WHAT THIS TASK INVOLVES >>
Only lines holding the word "ylabel" should be copied from the material.

MATERIAL PROVIDED >>
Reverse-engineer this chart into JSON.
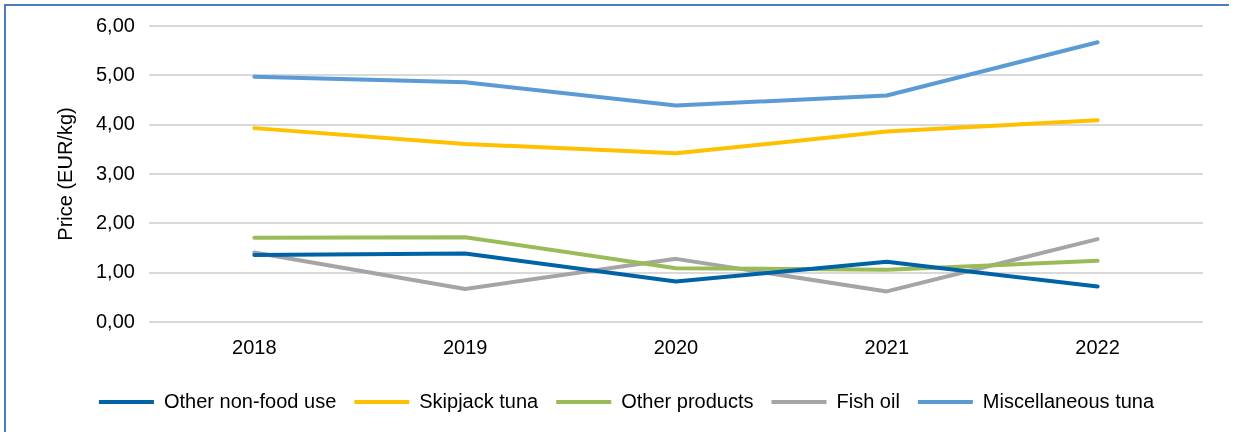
{
  "chart_data": {
    "type": "line",
    "ylabel": "Price (EUR/kg)",
    "categories": [
      "2018",
      "2019",
      "2020",
      "2021",
      "2022"
    ],
    "series": [
      {
        "name": "Other non-food use",
        "color": "#0063a6",
        "values": [
          1.36,
          1.39,
          0.82,
          1.22,
          0.72
        ]
      },
      {
        "name": "Skipjack tuna",
        "color": "#ffc000",
        "values": [
          3.93,
          3.61,
          3.42,
          3.86,
          4.09
        ]
      },
      {
        "name": "Other products",
        "color": "#9bbb59",
        "values": [
          1.71,
          1.72,
          1.09,
          1.06,
          1.24
        ]
      },
      {
        "name": "Fish oil",
        "color": "#a5a5a5",
        "values": [
          1.41,
          0.67,
          1.28,
          0.62,
          1.68
        ]
      },
      {
        "name": "Miscellaneous tuna",
        "color": "#5b9bd5",
        "values": [
          4.97,
          4.86,
          4.39,
          4.59,
          5.67
        ]
      }
    ],
    "ylim": [
      0,
      6
    ],
    "yticks": [
      {
        "value": 0,
        "label": "0,00"
      },
      {
        "value": 1,
        "label": "1,00"
      },
      {
        "value": 2,
        "label": "2,00"
      },
      {
        "value": 3,
        "label": "3,00"
      },
      {
        "value": 4,
        "label": "4,00"
      },
      {
        "value": 5,
        "label": "5,00"
      },
      {
        "value": 6,
        "label": "6,00"
      }
    ],
    "grid": "y",
    "legend": "bottom",
    "marker": "none",
    "line_style": "solid"
  }
}
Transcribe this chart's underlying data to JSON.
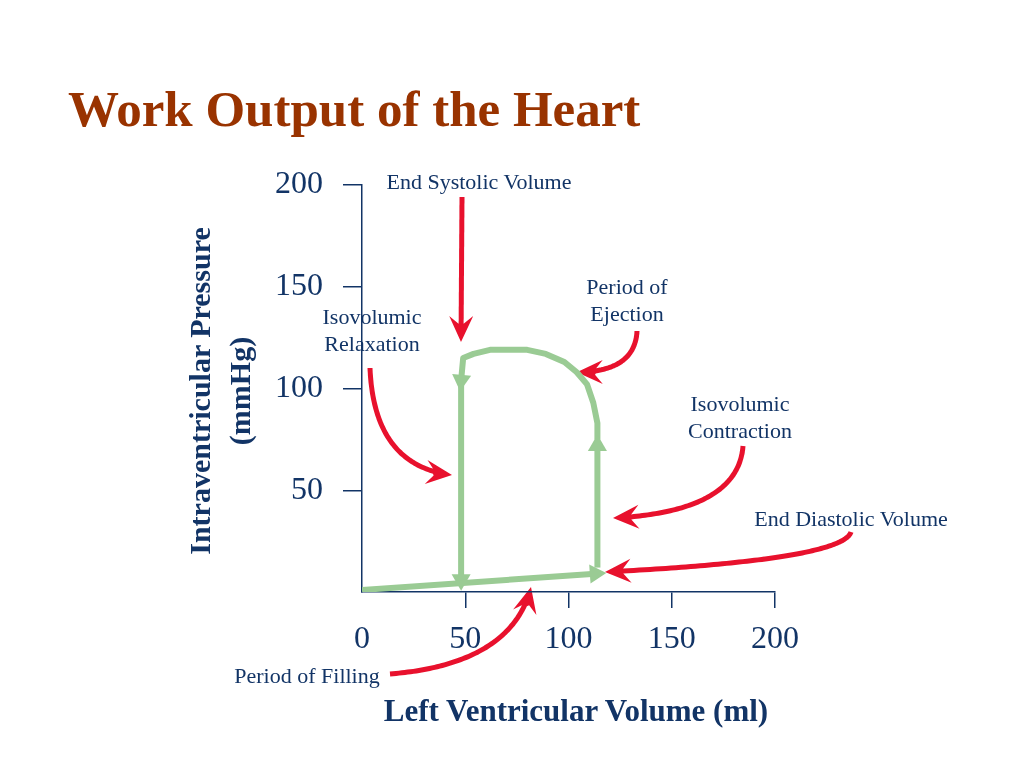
{
  "chart_data": {
    "type": "line",
    "title": "Work Output of the Heart",
    "xlabel": "Left Ventricular Volume (ml)",
    "ylabel": "Intraventricular Pressure (mmHg)",
    "xlim": [
      0,
      200
    ],
    "xticks": [
      0,
      50,
      100,
      150,
      200
    ],
    "ylim": [
      0,
      200
    ],
    "yticks": [
      50,
      100,
      150,
      200
    ],
    "series": [
      {
        "color": "#9acb94",
        "x": [
          0,
          113
        ],
        "values": [
          1,
          9
        ]
      },
      {
        "color": "#9acb94",
        "x": [
          114,
          114
        ],
        "values": [
          12,
          72
        ]
      },
      {
        "color": "#9acb94",
        "x": [
          114,
          114,
          112,
          109,
          104,
          98,
          89,
          80,
          70,
          62,
          54,
          49,
          48
        ],
        "values": [
          75,
          83,
          93,
          102,
          108,
          113,
          117,
          119,
          119,
          119,
          117,
          115,
          104
        ]
      },
      {
        "color": "#9acb94",
        "x": [
          48,
          48
        ],
        "values": [
          102,
          6
        ]
      }
    ],
    "annotations": [
      "End Systolic Volume",
      {
        "text": "Period of Ejection",
        "x": 104,
        "y": 108
      },
      "Isovolumic Relaxation",
      "Isovolumic Contraction",
      "End Diastolic Volume",
      "Period of Filling"
    ]
  }
}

RESPONSE TO THIS EXERCISE >>
    "ylabel": "Price (EUR/kg)",
    "ylabel": "Intraventricular Pressure (mmHg)",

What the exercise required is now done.